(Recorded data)
****************************************

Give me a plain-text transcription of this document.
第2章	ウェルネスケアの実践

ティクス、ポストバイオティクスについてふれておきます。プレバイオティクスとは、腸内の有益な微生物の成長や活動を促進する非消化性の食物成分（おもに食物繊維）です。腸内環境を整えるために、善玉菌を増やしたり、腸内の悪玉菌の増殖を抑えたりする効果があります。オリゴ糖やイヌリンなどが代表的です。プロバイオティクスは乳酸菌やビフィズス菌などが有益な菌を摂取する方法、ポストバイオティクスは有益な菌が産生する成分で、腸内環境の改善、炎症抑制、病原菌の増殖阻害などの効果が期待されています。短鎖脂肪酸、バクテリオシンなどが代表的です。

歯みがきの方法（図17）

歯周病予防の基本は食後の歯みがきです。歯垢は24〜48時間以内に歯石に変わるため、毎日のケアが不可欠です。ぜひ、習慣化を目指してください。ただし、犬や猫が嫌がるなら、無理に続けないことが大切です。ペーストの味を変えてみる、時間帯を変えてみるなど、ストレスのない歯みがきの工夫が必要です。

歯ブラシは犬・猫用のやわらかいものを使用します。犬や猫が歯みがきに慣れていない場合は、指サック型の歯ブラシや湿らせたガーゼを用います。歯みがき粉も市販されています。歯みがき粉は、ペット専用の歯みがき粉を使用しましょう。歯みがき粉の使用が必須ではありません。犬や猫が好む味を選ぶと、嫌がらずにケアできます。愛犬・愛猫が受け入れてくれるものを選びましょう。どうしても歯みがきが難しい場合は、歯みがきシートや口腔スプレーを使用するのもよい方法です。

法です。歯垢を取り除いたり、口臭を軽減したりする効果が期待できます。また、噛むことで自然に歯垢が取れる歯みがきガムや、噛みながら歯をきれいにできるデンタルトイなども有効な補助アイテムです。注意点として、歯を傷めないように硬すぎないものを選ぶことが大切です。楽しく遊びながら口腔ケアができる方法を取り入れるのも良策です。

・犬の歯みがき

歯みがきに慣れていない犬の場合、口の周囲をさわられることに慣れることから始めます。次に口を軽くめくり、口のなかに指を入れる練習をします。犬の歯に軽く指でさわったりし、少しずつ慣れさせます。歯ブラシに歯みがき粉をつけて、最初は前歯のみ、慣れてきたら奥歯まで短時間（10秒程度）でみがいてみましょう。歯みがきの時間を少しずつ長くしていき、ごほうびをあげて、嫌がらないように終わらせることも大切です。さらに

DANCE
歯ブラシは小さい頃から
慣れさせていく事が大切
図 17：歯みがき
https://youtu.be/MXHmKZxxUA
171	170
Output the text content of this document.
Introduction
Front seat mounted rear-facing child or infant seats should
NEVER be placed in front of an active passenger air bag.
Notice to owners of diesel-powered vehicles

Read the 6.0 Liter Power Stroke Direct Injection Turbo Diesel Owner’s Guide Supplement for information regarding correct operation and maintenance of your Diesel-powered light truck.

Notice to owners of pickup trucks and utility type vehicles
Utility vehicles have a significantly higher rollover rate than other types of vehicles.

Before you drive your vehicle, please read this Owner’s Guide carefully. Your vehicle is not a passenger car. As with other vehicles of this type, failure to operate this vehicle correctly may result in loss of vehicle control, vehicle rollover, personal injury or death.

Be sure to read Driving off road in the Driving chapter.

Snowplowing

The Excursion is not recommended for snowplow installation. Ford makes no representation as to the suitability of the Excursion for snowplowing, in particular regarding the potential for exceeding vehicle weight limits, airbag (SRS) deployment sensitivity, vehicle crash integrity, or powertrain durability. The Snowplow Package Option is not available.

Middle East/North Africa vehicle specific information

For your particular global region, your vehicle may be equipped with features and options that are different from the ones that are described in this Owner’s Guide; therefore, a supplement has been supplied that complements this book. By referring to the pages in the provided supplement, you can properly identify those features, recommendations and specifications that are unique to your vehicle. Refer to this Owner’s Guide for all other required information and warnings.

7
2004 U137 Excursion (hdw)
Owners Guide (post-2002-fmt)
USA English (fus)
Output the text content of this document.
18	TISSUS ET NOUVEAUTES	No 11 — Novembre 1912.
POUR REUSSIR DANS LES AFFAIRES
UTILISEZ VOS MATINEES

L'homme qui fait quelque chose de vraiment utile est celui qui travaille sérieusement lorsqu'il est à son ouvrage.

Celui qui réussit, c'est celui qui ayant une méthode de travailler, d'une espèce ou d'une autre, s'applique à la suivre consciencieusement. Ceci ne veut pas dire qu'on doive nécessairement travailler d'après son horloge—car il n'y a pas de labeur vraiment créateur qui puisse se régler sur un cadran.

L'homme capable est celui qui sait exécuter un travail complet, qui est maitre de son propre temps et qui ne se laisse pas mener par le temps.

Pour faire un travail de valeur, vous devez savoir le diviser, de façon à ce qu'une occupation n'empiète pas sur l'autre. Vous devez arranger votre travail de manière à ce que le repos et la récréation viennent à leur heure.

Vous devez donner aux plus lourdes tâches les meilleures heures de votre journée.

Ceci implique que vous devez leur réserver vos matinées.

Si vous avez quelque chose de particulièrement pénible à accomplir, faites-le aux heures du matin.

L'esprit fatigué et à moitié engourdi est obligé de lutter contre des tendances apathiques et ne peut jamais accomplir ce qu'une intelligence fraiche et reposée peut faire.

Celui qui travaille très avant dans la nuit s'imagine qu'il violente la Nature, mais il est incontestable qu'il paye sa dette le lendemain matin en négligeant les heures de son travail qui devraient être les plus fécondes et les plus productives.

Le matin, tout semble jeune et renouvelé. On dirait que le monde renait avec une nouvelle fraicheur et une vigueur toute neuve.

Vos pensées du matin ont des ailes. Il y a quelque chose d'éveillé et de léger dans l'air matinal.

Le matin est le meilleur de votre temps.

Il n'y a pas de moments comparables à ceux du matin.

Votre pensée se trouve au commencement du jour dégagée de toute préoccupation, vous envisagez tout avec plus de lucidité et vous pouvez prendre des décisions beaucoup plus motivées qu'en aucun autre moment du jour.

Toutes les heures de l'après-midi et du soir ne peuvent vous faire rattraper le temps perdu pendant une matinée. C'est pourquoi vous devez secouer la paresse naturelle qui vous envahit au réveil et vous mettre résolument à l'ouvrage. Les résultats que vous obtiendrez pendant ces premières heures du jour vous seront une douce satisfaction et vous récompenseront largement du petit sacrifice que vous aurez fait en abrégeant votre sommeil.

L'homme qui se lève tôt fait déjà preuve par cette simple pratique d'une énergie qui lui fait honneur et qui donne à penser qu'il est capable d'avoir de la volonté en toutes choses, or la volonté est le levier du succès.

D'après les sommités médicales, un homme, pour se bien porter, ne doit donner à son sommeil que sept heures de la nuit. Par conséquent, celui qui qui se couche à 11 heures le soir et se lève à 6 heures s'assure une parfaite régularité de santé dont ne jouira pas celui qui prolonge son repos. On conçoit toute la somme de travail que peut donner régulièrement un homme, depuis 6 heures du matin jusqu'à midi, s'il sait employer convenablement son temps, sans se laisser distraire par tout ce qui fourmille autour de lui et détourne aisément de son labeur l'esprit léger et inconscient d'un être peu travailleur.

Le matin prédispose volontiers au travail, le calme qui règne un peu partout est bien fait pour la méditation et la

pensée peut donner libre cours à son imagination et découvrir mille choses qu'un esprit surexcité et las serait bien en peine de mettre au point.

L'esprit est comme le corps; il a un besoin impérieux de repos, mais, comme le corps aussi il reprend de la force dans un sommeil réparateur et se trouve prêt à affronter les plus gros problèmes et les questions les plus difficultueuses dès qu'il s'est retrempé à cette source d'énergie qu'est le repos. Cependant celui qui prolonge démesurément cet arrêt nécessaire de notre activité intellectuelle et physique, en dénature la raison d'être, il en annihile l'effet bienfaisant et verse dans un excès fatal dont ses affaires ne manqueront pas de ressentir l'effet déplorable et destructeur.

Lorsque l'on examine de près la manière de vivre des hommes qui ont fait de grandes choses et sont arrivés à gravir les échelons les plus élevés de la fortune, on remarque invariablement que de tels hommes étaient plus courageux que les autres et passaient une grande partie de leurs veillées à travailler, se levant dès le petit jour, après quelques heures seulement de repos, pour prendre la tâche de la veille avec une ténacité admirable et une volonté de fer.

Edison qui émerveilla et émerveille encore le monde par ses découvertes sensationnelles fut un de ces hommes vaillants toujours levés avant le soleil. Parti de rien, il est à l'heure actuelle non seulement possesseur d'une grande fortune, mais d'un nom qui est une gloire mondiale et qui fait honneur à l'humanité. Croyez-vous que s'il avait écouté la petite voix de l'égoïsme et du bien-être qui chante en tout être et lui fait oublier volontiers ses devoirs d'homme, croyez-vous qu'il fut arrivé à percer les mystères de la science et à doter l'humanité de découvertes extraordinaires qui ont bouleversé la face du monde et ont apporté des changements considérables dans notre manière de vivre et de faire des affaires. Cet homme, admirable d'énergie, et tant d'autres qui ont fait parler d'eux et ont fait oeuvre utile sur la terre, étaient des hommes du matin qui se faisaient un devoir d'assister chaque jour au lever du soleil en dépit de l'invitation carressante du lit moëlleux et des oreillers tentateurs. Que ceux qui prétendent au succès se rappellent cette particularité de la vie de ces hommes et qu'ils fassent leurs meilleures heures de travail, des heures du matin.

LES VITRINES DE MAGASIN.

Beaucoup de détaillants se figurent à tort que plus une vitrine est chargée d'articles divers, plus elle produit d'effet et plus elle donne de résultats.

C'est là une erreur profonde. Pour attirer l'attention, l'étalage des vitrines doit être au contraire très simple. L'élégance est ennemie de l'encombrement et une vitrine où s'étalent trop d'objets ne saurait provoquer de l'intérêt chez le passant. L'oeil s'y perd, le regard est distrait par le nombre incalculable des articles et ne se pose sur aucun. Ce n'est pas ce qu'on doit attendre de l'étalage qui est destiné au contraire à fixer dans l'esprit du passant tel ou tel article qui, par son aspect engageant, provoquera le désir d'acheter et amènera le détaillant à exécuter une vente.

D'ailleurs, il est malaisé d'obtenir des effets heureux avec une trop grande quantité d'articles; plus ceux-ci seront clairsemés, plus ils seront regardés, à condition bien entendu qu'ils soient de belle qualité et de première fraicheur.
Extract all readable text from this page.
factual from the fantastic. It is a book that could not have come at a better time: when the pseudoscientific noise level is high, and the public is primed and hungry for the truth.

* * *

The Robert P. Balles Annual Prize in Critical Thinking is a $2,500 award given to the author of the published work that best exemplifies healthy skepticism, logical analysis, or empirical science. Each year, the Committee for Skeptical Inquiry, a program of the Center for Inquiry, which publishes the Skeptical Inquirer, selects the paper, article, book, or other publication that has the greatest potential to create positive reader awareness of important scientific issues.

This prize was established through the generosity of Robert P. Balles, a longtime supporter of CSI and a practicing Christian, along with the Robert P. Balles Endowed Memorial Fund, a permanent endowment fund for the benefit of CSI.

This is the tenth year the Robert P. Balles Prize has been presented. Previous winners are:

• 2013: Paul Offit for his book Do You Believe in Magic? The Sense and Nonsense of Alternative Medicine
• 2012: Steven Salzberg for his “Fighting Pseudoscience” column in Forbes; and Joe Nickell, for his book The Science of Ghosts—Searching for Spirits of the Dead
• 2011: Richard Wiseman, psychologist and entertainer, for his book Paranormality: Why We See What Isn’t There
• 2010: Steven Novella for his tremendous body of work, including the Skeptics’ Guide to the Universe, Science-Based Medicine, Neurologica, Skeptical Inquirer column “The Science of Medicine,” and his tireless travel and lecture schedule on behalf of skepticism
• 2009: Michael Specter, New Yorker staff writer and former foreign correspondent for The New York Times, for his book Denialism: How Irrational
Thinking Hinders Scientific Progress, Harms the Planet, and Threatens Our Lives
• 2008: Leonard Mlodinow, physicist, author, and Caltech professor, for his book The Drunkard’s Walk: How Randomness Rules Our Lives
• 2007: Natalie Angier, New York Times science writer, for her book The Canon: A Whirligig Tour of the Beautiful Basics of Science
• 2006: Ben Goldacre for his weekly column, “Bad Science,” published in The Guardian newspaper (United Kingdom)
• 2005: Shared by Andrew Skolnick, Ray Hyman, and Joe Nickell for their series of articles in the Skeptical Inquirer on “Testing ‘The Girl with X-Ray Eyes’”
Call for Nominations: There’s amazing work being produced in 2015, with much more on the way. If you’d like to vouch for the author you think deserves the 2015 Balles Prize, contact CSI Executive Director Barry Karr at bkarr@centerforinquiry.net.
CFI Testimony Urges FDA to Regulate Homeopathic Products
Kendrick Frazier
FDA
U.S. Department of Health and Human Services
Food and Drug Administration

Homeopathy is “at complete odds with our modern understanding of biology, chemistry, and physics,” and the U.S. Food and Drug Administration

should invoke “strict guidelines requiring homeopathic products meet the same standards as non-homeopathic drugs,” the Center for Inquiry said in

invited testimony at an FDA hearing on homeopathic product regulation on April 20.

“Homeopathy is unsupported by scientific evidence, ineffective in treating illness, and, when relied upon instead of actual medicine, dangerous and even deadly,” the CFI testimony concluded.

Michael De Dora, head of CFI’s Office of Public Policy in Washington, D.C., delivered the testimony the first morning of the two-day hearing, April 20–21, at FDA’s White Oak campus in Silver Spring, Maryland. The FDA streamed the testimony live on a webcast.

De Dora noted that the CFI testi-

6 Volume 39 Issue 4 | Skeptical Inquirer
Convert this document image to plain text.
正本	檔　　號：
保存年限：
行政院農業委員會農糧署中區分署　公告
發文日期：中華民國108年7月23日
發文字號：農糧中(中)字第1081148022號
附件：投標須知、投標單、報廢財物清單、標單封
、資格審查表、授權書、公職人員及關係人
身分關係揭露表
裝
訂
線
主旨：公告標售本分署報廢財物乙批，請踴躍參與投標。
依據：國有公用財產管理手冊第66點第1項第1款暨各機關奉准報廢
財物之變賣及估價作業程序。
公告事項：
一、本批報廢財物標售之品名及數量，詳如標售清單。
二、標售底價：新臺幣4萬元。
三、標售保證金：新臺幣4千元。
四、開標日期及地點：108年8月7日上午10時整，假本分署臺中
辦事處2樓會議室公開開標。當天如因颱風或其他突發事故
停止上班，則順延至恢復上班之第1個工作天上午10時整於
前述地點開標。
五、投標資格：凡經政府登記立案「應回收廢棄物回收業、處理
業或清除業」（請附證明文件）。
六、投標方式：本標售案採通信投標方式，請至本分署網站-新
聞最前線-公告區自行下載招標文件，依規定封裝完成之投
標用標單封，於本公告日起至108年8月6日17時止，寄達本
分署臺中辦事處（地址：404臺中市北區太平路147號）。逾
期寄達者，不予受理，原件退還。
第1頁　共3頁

****************************************

Stated problem ▸ Everything from the line with "Convert this document image to plain text." through the last line of the material above should be echoed exactly, and nothing else.

Complete response ▸
Convert this document image to plain text.
正本	檔　　號：
保存年限：
行政院農業委員會農糧署中區分署　公告
發文日期：中華民國108年7月23日
發文字號：農糧中(中)字第1081148022號
附件：投標須知、投標單、報廢財物清單、標單封
、資格審查表、授權書、公職人員及關係人
身分關係揭露表
裝
訂
線
主旨：公告標售本分署報廢財物乙批，請踴躍參與投標。
依據：國有公用財產管理手冊第66點第1項第1款暨各機關奉准報廢
財物之變賣及估價作業程序。
公告事項：
一、本批報廢財物標售之品名及數量，詳如標售清單。
二、標售底價：新臺幣4萬元。
三、標售保證金：新臺幣4千元。
四、開標日期及地點：108年8月7日上午10時整，假本分署臺中
辦事處2樓會議室公開開標。當天如因颱風或其他突發事故
停止上班，則順延至恢復上班之第1個工作天上午10時整於
前述地點開標。
五、投標資格：凡經政府登記立案「應回收廢棄物回收業、處理
業或清除業」（請附證明文件）。
六、投標方式：本標售案採通信投標方式，請至本分署網站-新
聞最前線-公告區自行下載招標文件，依規定封裝完成之投
標用標單封，於本公告日起至108年8月6日17時止，寄達本
分署臺中辦事處（地址：404臺中市北區太平路147號）。逾
期寄達者，不予受理，原件退還。
第1頁　共3頁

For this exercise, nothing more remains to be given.